Written problem:
Extract all lines in the data that contain the word "this".
»»
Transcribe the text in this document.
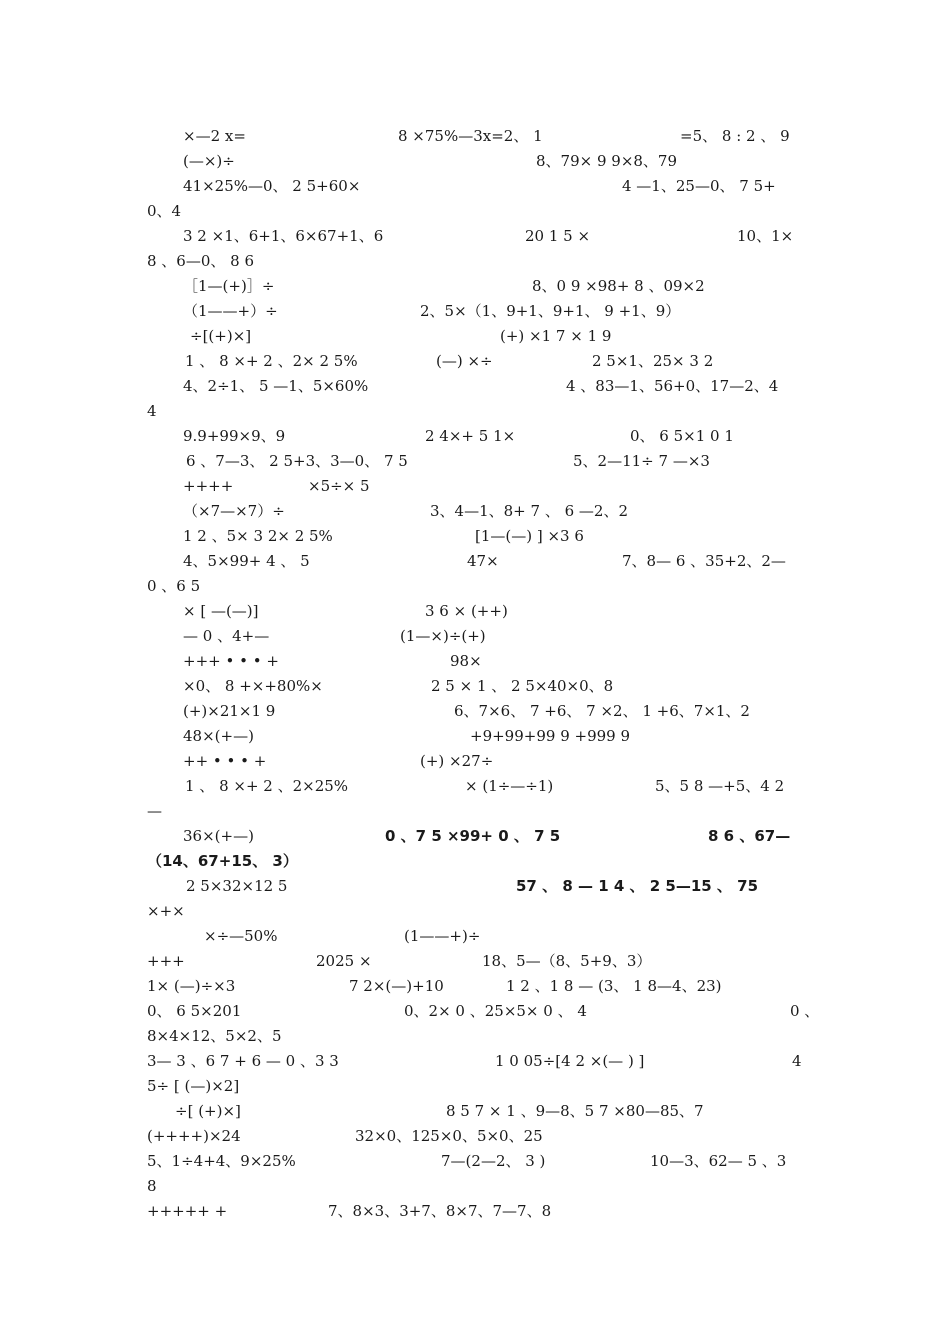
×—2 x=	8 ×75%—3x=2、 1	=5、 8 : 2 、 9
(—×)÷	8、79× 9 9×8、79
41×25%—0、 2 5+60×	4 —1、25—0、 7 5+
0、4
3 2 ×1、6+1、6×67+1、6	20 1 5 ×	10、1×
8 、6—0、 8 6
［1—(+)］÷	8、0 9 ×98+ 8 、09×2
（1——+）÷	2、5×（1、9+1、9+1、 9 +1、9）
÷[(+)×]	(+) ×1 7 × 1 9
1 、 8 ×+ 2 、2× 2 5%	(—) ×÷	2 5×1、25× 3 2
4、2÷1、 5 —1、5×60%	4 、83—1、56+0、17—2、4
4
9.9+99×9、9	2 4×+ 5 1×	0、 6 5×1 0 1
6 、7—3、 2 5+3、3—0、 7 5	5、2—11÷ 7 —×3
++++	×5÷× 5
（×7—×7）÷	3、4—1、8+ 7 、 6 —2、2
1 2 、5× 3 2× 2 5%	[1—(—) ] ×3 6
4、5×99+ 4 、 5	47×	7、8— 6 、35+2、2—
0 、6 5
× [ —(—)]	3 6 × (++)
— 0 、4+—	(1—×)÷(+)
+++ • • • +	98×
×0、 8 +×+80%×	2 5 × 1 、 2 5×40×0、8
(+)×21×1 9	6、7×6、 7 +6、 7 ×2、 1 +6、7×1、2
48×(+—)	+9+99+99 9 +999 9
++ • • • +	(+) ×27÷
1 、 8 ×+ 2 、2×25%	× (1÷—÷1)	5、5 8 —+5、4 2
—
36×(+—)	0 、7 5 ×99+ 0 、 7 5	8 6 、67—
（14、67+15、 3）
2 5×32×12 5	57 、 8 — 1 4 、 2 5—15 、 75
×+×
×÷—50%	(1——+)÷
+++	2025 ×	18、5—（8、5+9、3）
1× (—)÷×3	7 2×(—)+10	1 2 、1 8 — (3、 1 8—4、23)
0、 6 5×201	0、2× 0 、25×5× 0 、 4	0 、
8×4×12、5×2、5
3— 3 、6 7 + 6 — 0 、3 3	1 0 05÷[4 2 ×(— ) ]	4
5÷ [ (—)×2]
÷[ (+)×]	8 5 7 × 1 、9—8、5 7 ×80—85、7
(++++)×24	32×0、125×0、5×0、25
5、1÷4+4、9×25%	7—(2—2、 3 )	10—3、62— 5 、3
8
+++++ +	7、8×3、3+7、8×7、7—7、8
««
»»
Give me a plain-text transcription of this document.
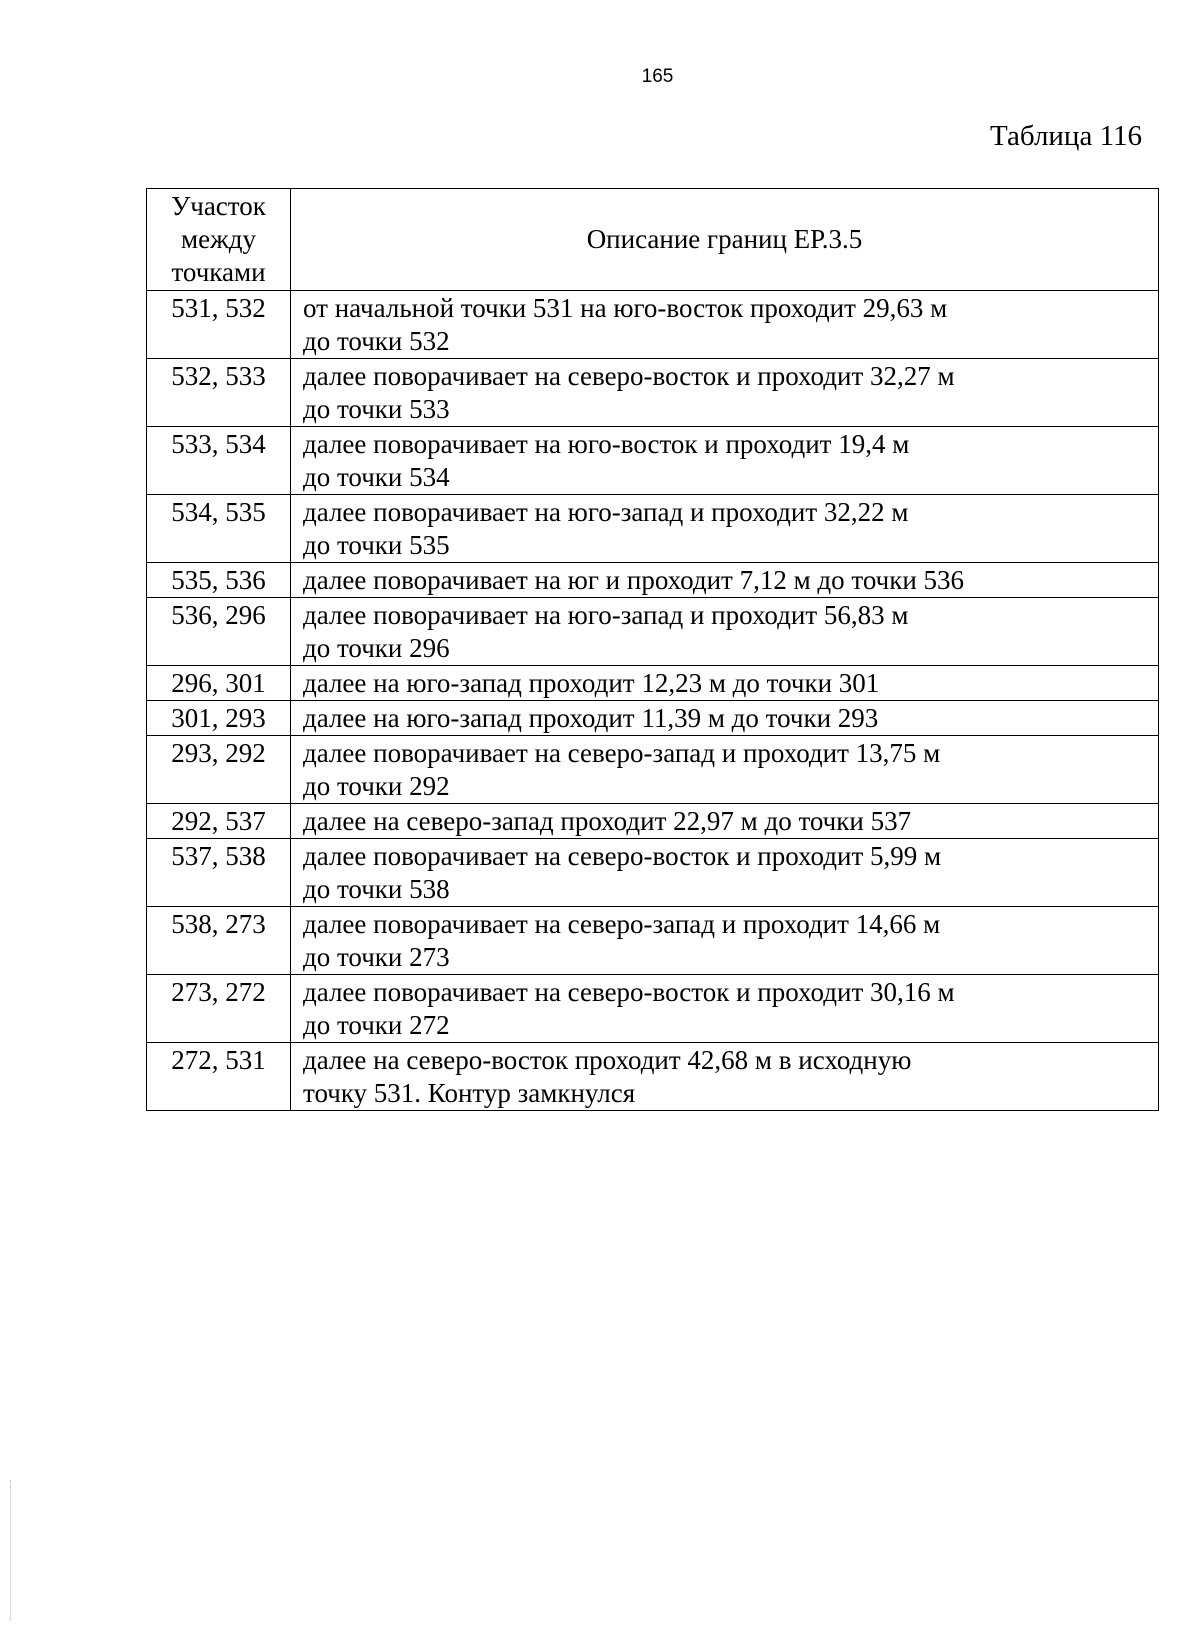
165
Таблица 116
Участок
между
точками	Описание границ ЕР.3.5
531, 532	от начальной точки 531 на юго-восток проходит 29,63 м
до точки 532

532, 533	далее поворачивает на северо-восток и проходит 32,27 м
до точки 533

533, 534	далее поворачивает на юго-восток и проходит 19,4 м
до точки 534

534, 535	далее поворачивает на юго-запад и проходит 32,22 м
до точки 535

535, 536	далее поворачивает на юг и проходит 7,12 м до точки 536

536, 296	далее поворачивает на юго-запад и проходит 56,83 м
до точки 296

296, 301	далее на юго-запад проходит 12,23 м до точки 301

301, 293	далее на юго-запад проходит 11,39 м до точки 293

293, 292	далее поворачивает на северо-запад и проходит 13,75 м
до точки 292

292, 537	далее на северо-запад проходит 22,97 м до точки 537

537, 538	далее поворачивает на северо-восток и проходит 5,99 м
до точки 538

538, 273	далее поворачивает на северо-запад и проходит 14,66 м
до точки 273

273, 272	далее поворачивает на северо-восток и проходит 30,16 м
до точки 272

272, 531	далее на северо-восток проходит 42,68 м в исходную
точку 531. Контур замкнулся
««
»»
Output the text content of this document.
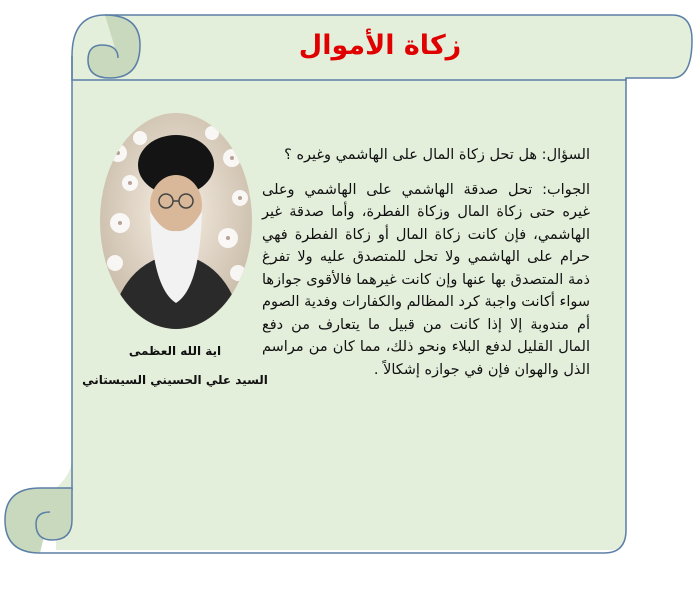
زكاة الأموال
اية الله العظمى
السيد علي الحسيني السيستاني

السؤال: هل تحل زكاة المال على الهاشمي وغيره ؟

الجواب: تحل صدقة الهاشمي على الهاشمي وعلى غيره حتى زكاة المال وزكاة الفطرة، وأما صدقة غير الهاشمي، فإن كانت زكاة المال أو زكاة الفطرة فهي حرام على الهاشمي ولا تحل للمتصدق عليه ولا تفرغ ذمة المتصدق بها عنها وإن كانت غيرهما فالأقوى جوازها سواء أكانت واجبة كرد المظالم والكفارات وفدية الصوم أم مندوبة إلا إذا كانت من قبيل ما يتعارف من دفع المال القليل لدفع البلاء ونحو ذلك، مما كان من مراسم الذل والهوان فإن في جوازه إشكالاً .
««
The reply:
Transcribe the text in this document.
Give me a plain-text transcription of this document.
Output the text content of this document.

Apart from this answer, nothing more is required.